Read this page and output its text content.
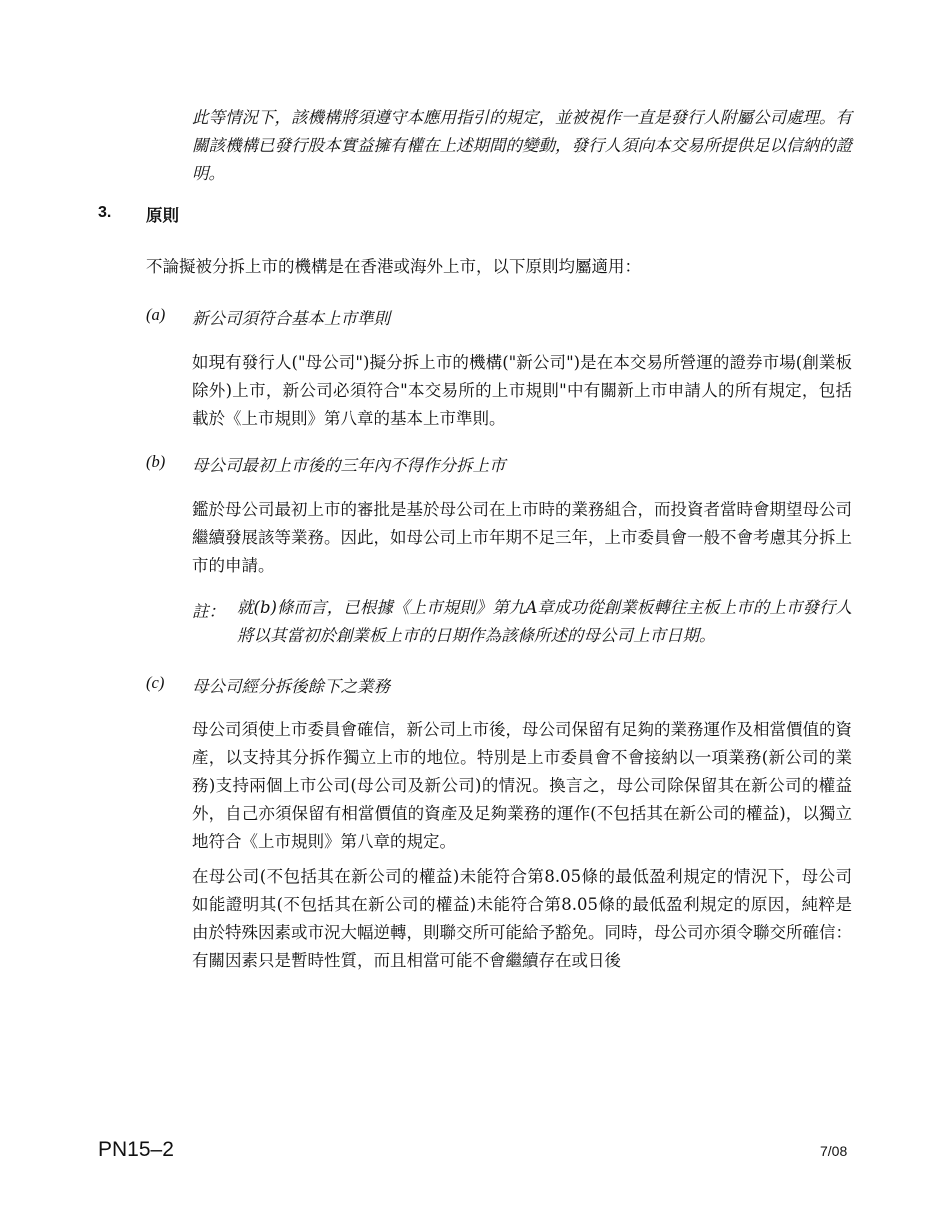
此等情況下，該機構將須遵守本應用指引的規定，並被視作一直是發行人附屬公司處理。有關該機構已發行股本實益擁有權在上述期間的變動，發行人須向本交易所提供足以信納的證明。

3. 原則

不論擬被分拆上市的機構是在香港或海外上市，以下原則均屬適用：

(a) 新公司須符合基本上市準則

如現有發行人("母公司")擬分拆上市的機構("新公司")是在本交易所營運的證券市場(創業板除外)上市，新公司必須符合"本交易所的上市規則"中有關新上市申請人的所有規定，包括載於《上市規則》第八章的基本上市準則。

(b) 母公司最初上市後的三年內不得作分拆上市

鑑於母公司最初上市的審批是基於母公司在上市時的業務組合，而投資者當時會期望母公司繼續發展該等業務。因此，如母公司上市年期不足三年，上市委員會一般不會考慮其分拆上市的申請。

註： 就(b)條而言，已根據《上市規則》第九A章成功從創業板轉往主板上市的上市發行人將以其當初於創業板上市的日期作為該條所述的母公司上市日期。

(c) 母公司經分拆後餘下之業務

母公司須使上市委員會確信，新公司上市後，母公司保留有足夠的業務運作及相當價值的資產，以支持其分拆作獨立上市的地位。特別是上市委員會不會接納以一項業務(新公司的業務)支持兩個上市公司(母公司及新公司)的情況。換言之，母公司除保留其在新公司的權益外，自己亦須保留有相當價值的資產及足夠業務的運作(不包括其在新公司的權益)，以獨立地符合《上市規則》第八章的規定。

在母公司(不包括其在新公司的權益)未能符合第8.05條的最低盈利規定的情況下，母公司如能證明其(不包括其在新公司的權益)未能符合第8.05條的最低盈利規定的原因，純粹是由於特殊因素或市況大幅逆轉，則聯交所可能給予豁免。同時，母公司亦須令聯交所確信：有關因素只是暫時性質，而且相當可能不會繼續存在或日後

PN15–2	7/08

○ ○ ○ ○

### What you are asked to do:
Copy all the entries word for word. Omit any pictures.

### Task answer:
Read this page and output its text content.
此等情況下，該機構將須遵守本應用指引的規定，並被視作一直是發行人附屬公司處理。有關該機構已發行股本實益擁有權在上述期間的變動，發行人須向本交易所提供足以信納的證明。

3. 原則

不論擬被分拆上市的機構是在香港或海外上市，以下原則均屬適用：

(a) 新公司須符合基本上市準則

如現有發行人("母公司")擬分拆上市的機構("新公司")是在本交易所營運的證券市場(創業板除外)上市，新公司必須符合"本交易所的上市規則"中有關新上市申請人的所有規定，包括載於《上市規則》第八章的基本上市準則。

(b) 母公司最初上市後的三年內不得作分拆上市

鑑於母公司最初上市的審批是基於母公司在上市時的業務組合，而投資者當時會期望母公司繼續發展該等業務。因此，如母公司上市年期不足三年，上市委員會一般不會考慮其分拆上市的申請。

註： 就(b)條而言，已根據《上市規則》第九A章成功從創業板轉往主板上市的上市發行人將以其當初於創業板上市的日期作為該條所述的母公司上市日期。

(c) 母公司經分拆後餘下之業務

母公司須使上市委員會確信，新公司上市後，母公司保留有足夠的業務運作及相當價值的資產，以支持其分拆作獨立上市的地位。特別是上市委員會不會接納以一項業務(新公司的業務)支持兩個上市公司(母公司及新公司)的情況。換言之，母公司除保留其在新公司的權益外，自己亦須保留有相當價值的資產及足夠業務的運作(不包括其在新公司的權益)，以獨立地符合《上市規則》第八章的規定。

在母公司(不包括其在新公司的權益)未能符合第8.05條的最低盈利規定的情況下，母公司如能證明其(不包括其在新公司的權益)未能符合第8.05條的最低盈利規定的原因，純粹是由於特殊因素或市況大幅逆轉，則聯交所可能給予豁免。同時，母公司亦須令聯交所確信：有關因素只是暫時性質，而且相當可能不會繼續存在或日後

PN15–2	7/08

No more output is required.